[START OF Provided data]
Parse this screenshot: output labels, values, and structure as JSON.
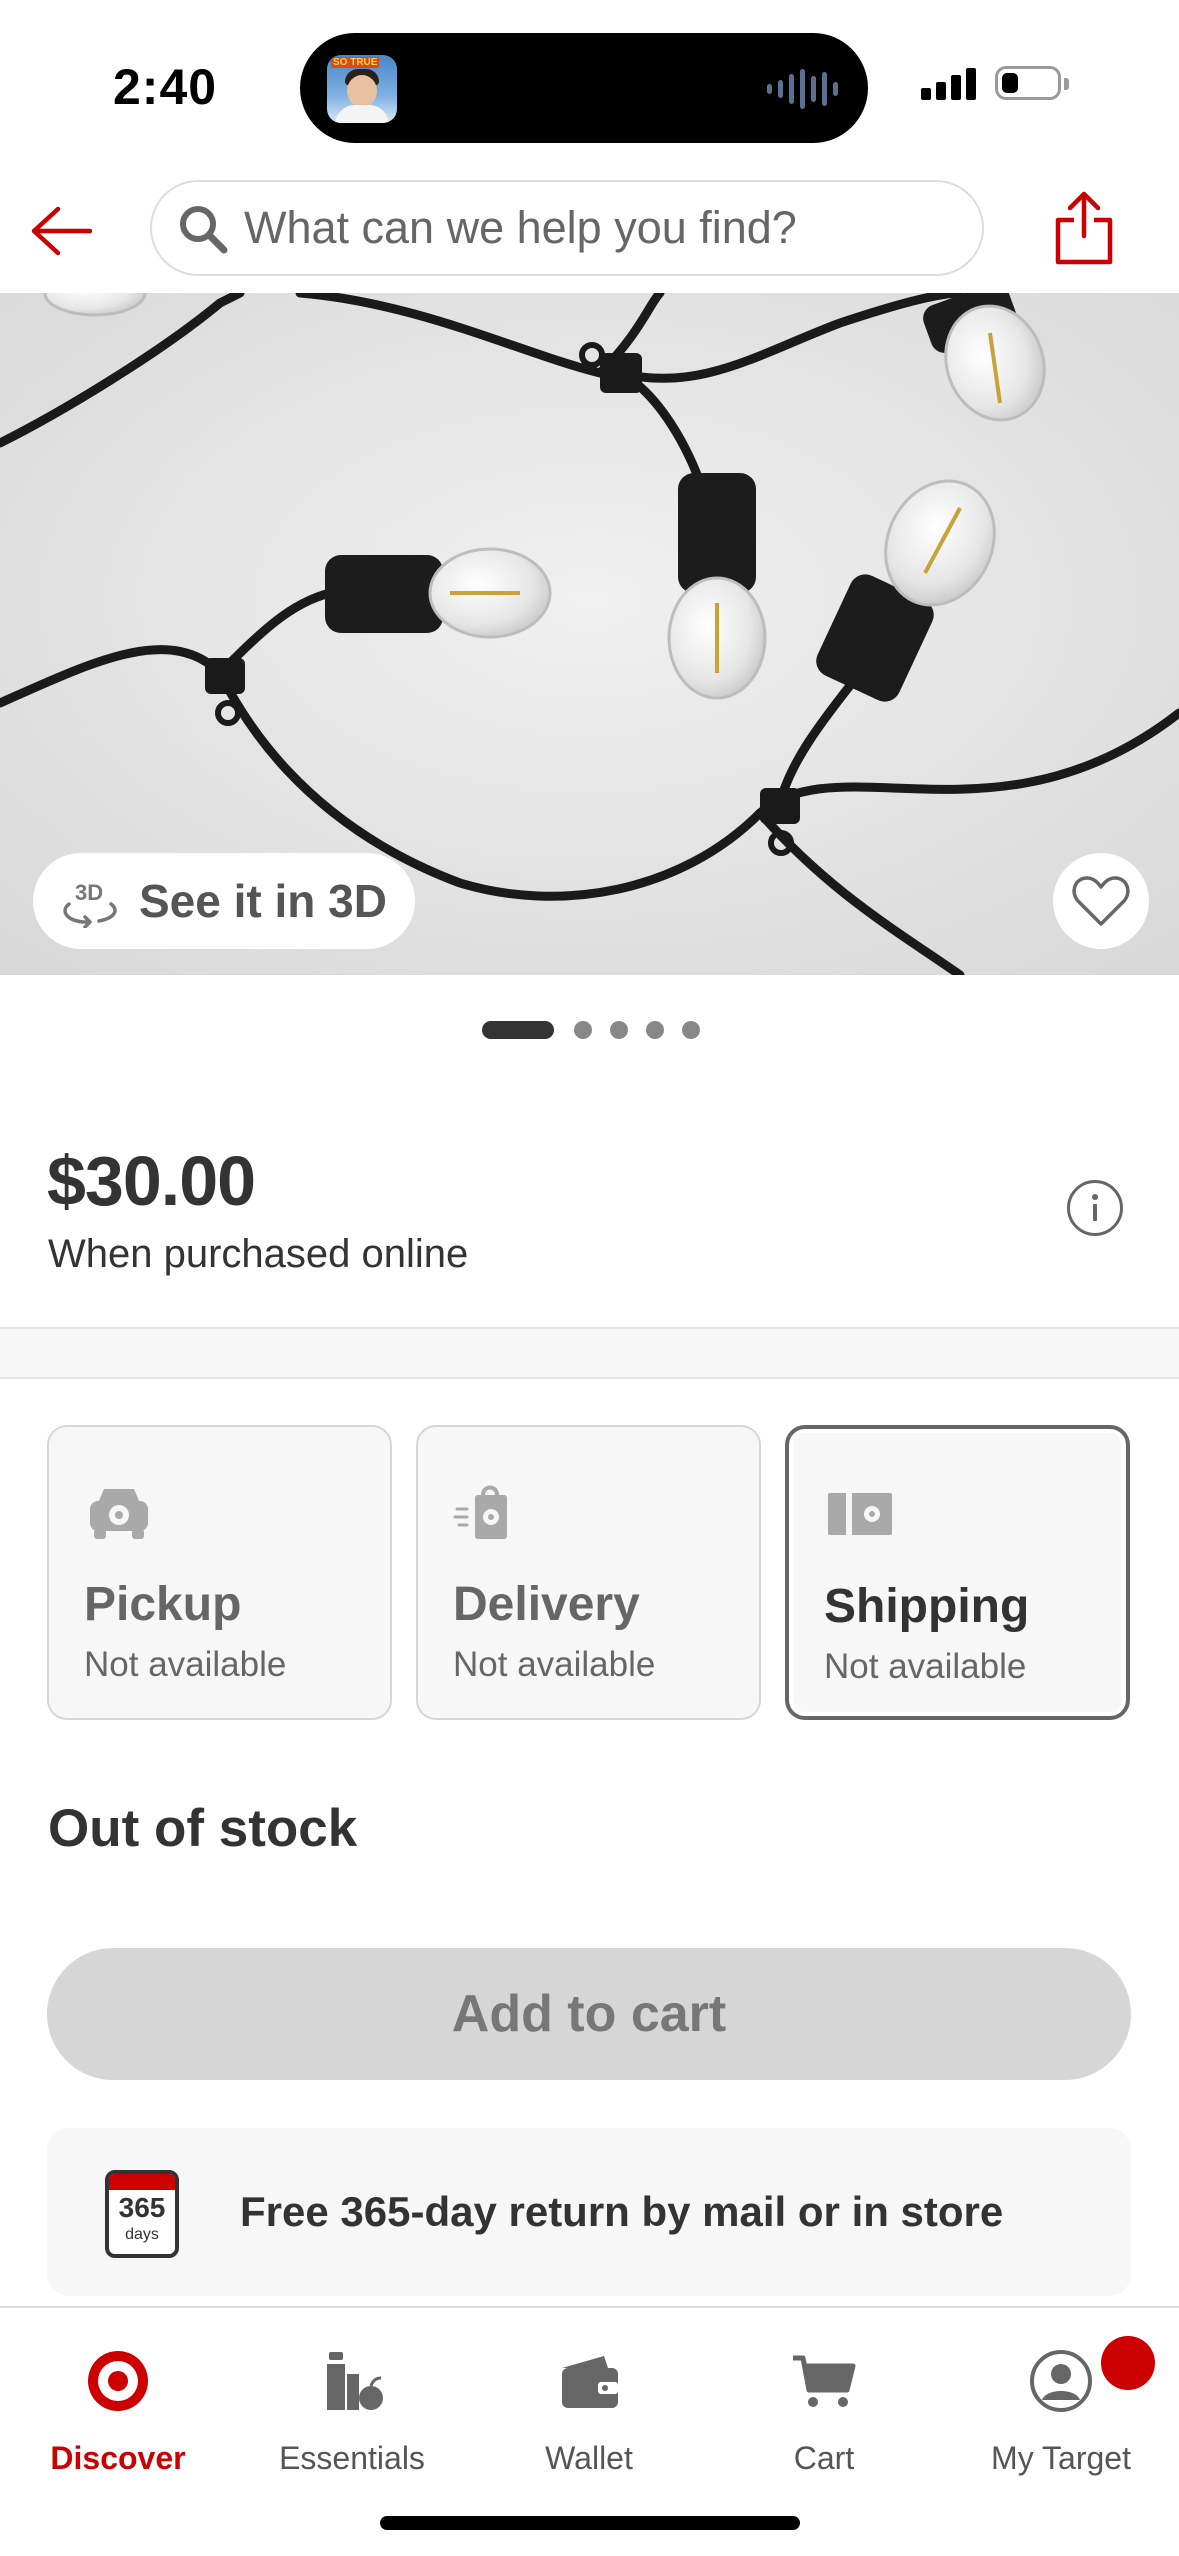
{
  "status_bar": {
    "time": "2:40",
    "dynamic_island_avatar_text": "SO TRUE"
  },
  "header": {
    "back_icon": "arrow-left-icon",
    "search_placeholder": "What can we help you find?",
    "share_icon": "share-icon"
  },
  "hero": {
    "see_in_3d_label": "See it in 3D",
    "favorite_icon": "heart-icon",
    "image_count": 5,
    "active_index": 0
  },
  "price": {
    "amount": "$30.00",
    "subtext": "When purchased online"
  },
  "fulfillment": [
    {
      "title": "Pickup",
      "status": "Not available",
      "icon": "car-icon",
      "selected": false
    },
    {
      "title": "Delivery",
      "status": "Not available",
      "icon": "shopping-bag-icon",
      "selected": false
    },
    {
      "title": "Shipping",
      "status": "Not available",
      "icon": "shipping-box-icon",
      "selected": true
    }
  ],
  "stock_status": "Out of stock",
  "add_to_cart_label": "Add to cart",
  "returns": {
    "badge_number": "365",
    "badge_unit": "days",
    "text": "Free 365-day return by mail or in store"
  },
  "tabs": [
    {
      "label": "Discover",
      "icon": "target-logo-icon",
      "active": true
    },
    {
      "label": "Essentials",
      "icon": "essentials-icon",
      "active": false
    },
    {
      "label": "Wallet",
      "icon": "wallet-icon",
      "active": false
    },
    {
      "label": "Cart",
      "icon": "cart-icon",
      "active": false
    },
    {
      "label": "My Target",
      "icon": "profile-icon",
      "active": false,
      "badge": true
    }
  ],
  "colors": {
    "brand_red": "#cc0000",
    "text_dark": "#333333",
    "text_muted": "#666666",
    "disabled_button": "#d6d6d6"
  }
}
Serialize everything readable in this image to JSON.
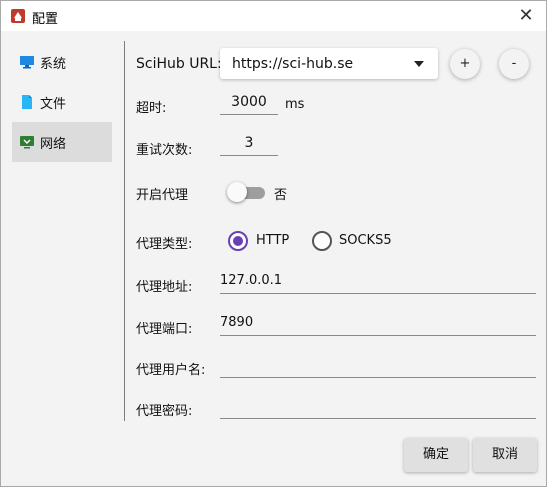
{
  "window": {
    "title": "配置",
    "close_glyph": "✕"
  },
  "sidebar": {
    "items": [
      {
        "label": "系统",
        "icon": "monitor-icon",
        "active": false
      },
      {
        "label": "文件",
        "icon": "file-icon",
        "active": false
      },
      {
        "label": "网络",
        "icon": "network-icon",
        "active": true
      }
    ]
  },
  "form": {
    "scihub_label": "SciHub URL:",
    "scihub_value": "https://sci-hub.se",
    "add_label": "+",
    "remove_label": "-",
    "timeout_label": "超时:",
    "timeout_value": "3000",
    "timeout_unit": "ms",
    "retry_label": "重试次数:",
    "retry_value": "3",
    "proxy_enable_label": "开启代理",
    "proxy_enable_state": "否",
    "proxy_type_label": "代理类型:",
    "proxy_type_options": [
      "HTTP",
      "SOCKS5"
    ],
    "proxy_type_selected": "HTTP",
    "proxy_host_label": "代理地址:",
    "proxy_host_value": "127.0.0.1",
    "proxy_port_label": "代理端口:",
    "proxy_port_value": "7890",
    "proxy_user_label": "代理用户名:",
    "proxy_user_value": "",
    "proxy_password_label": "代理密码:",
    "proxy_password_value": ""
  },
  "footer": {
    "ok_label": "确定",
    "cancel_label": "取消"
  },
  "colors": {
    "accent": "#6a3fb5",
    "toggle_off": "#9e9e9e",
    "sidebar_active": "#dcdcdc"
  }
}
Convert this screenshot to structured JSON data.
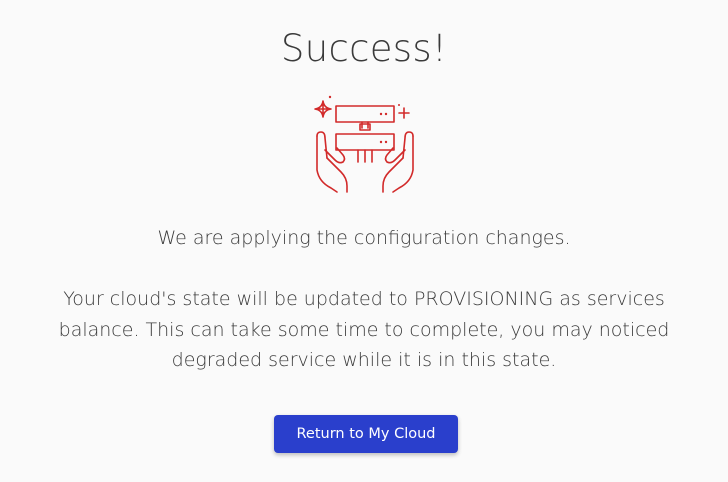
{
  "page": {
    "title": "Success!",
    "status_message": "We are applying the configuration changes.",
    "detail_message": "Your cloud's state will be updated to PROVISIONING as services balance. This can take some time to complete, you may noticed degraded service while it is in this state."
  },
  "illustration": {
    "icon": "hands-holding-server-icon",
    "color": "#d22a2a"
  },
  "actions": {
    "return_label": "Return to My Cloud"
  },
  "colors": {
    "accent": "#2a3fcc",
    "background": "#fafafa",
    "text": "#3a3a3a"
  }
}
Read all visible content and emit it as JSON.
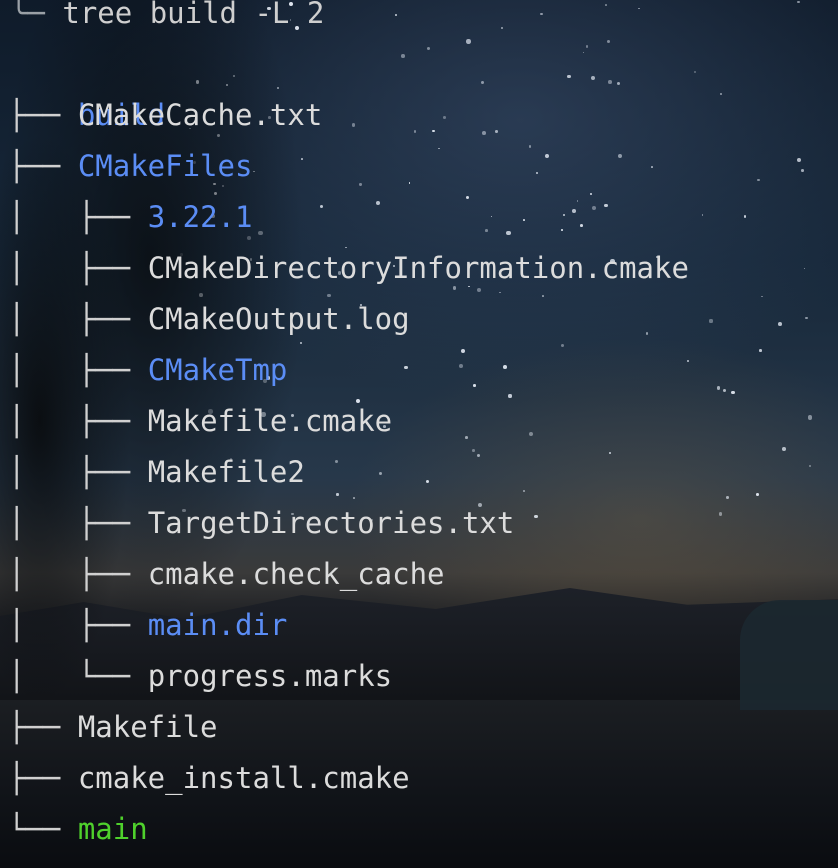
{
  "terminal": {
    "command": "tree build -L 2",
    "prompt_glyph": "╰─",
    "root": {
      "name": "build",
      "type": "dir"
    },
    "entries": [
      {
        "prefix": "├── ",
        "name": "CMakeCache.txt",
        "type": "file",
        "depth": 1
      },
      {
        "prefix": "├── ",
        "name": "CMakeFiles",
        "type": "dir",
        "depth": 1
      },
      {
        "prefix": "│   ├── ",
        "name": "3.22.1",
        "type": "dir",
        "depth": 2
      },
      {
        "prefix": "│   ├── ",
        "name": "CMakeDirectoryInformation.cmake",
        "type": "file",
        "depth": 2
      },
      {
        "prefix": "│   ├── ",
        "name": "CMakeOutput.log",
        "type": "file",
        "depth": 2
      },
      {
        "prefix": "│   ├── ",
        "name": "CMakeTmp",
        "type": "dir",
        "depth": 2
      },
      {
        "prefix": "│   ├── ",
        "name": "Makefile.cmake",
        "type": "file",
        "depth": 2
      },
      {
        "prefix": "│   ├── ",
        "name": "Makefile2",
        "type": "file",
        "depth": 2
      },
      {
        "prefix": "│   ├── ",
        "name": "TargetDirectories.txt",
        "type": "file",
        "depth": 2
      },
      {
        "prefix": "│   ├── ",
        "name": "cmake.check_cache",
        "type": "file",
        "depth": 2
      },
      {
        "prefix": "│   ├── ",
        "name": "main.dir",
        "type": "dir",
        "depth": 2
      },
      {
        "prefix": "│   └── ",
        "name": "progress.marks",
        "type": "file",
        "depth": 2
      },
      {
        "prefix": "├── ",
        "name": "Makefile",
        "type": "file",
        "depth": 1
      },
      {
        "prefix": "├── ",
        "name": "cmake_install.cmake",
        "type": "file",
        "depth": 1
      },
      {
        "prefix": "└── ",
        "name": "main",
        "type": "exec",
        "depth": 1
      }
    ]
  },
  "colors": {
    "directory": "#5b8df5",
    "executable": "#4fd12c",
    "file": "#dcdcdc"
  }
}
[END OF Provided data]
Restate the whole listing above exactly, please, omitting every image.

Finished task =>
Parse this screenshot: output labels, values, and structure as JSON.
{
  "status_bar": {
    "time": "2:40",
    "dynamic_island_avatar_text": "SO TRUE"
  },
  "header": {
    "back_icon": "arrow-left-icon",
    "search_placeholder": "What can we help you find?",
    "share_icon": "share-icon"
  },
  "hero": {
    "see_in_3d_label": "See it in 3D",
    "favorite_icon": "heart-icon",
    "image_count": 5,
    "active_index": 0
  },
  "price": {
    "amount": "$30.00",
    "subtext": "When purchased online"
  },
  "fulfillment": [
    {
      "title": "Pickup",
      "status": "Not available",
      "icon": "car-icon",
      "selected": false
    },
    {
      "title": "Delivery",
      "status": "Not available",
      "icon": "shopping-bag-icon",
      "selected": false
    },
    {
      "title": "Shipping",
      "status": "Not available",
      "icon": "shipping-box-icon",
      "selected": true
    }
  ],
  "stock_status": "Out of stock",
  "add_to_cart_label": "Add to cart",
  "returns": {
    "badge_number": "365",
    "badge_unit": "days",
    "text": "Free 365-day return by mail or in store"
  },
  "tabs": [
    {
      "label": "Discover",
      "icon": "target-logo-icon",
      "active": true
    },
    {
      "label": "Essentials",
      "icon": "essentials-icon",
      "active": false
    },
    {
      "label": "Wallet",
      "icon": "wallet-icon",
      "active": false
    },
    {
      "label": "Cart",
      "icon": "cart-icon",
      "active": false
    },
    {
      "label": "My Target",
      "icon": "profile-icon",
      "active": false,
      "badge": true
    }
  ],
  "colors": {
    "brand_red": "#cc0000",
    "text_dark": "#333333",
    "text_muted": "#666666",
    "disabled_button": "#d6d6d6"
  }
}
Serialize everything readable in this image to JSON.
{
  "window": {
    "title": "配置",
    "close_glyph": "✕"
  },
  "sidebar": {
    "items": [
      {
        "label": "系统",
        "icon": "monitor-icon",
        "active": false
      },
      {
        "label": "文件",
        "icon": "file-icon",
        "active": false
      },
      {
        "label": "网络",
        "icon": "network-icon",
        "active": true
      }
    ]
  },
  "form": {
    "scihub_label": "SciHub URL:",
    "scihub_value": "https://sci-hub.se",
    "add_label": "+",
    "remove_label": "-",
    "timeout_label": "超时:",
    "timeout_value": "3000",
    "timeout_unit": "ms",
    "retry_label": "重试次数:",
    "retry_value": "3",
    "proxy_enable_label": "开启代理",
    "proxy_enable_state": "否",
    "proxy_type_label": "代理类型:",
    "proxy_type_options": [
      "HTTP",
      "SOCKS5"
    ],
    "proxy_type_selected": "HTTP",
    "proxy_host_label": "代理地址:",
    "proxy_host_value": "127.0.0.1",
    "proxy_port_label": "代理端口:",
    "proxy_port_value": "7890",
    "proxy_user_label": "代理用户名:",
    "proxy_user_value": "",
    "proxy_password_label": "代理密码:",
    "proxy_password_value": ""
  },
  "footer": {
    "ok_label": "确定",
    "cancel_label": "取消"
  },
  "colors": {
    "accent": "#6a3fb5",
    "toggle_off": "#9e9e9e",
    "sidebar_active": "#dcdcdc"
  }
}
Convert this screenshot to structured JSON data.
{
  "page": {
    "title": "Success!",
    "status_message": "We are applying the configuration changes.",
    "detail_message": "Your cloud's state will be updated to PROVISIONING as services balance. This can take some time to complete, you may noticed degraded service while it is in this state."
  },
  "illustration": {
    "icon": "hands-holding-server-icon",
    "color": "#d22a2a"
  },
  "actions": {
    "return_label": "Return to My Cloud"
  },
  "colors": {
    "accent": "#2a3fcc",
    "background": "#fafafa",
    "text": "#3a3a3a"
  }
}
Read all visible content and emit it as JSON.
{
  "terminal": {
    "command": "tree build -L 2",
    "prompt_glyph": "╰─",
    "root": {
      "name": "build",
      "type": "dir"
    },
    "entries": [
      {
        "prefix": "├── ",
        "name": "CMakeCache.txt",
        "type": "file",
        "depth": 1
      },
      {
        "prefix": "├── ",
        "name": "CMakeFiles",
        "type": "dir",
        "depth": 1
      },
      {
        "prefix": "│   ├── ",
        "name": "3.22.1",
        "type": "dir",
        "depth": 2
      },
      {
        "prefix": "│   ├── ",
        "name": "CMakeDirectoryInformation.cmake",
        "type": "file",
        "depth": 2
      },
      {
        "prefix": "│   ├── ",
        "name": "CMakeOutput.log",
        "type": "file",
        "depth": 2
      },
      {
        "prefix": "│   ├── ",
        "name": "CMakeTmp",
        "type": "dir",
        "depth": 2
      },
      {
        "prefix": "│   ├── ",
        "name": "Makefile.cmake",
        "type": "file",
        "depth": 2
      },
      {
        "prefix": "│   ├── ",
        "name": "Makefile2",
        "type": "file",
        "depth": 2
      },
      {
        "prefix": "│   ├── ",
        "name": "TargetDirectories.txt",
        "type": "file",
        "depth": 2
      },
      {
        "prefix": "│   ├── ",
        "name": "cmake.check_cache",
        "type": "file",
        "depth": 2
      },
      {
        "prefix": "│   ├── ",
        "name": "main.dir",
        "type": "dir",
        "depth": 2
      },
      {
        "prefix": "│   └── ",
        "name": "progress.marks",
        "type": "file",
        "depth": 2
      },
      {
        "prefix": "├── ",
        "name": "Makefile",
        "type": "file",
        "depth": 1
      },
      {
        "prefix": "├── ",
        "name": "cmake_install.cmake",
        "type": "file",
        "depth": 1
      },
      {
        "prefix": "└── ",
        "name": "main",
        "type": "exec",
        "depth": 1
      }
    ]
  },
  "colors": {
    "directory": "#5b8df5",
    "executable": "#4fd12c",
    "file": "#dcdcdc"
  }
}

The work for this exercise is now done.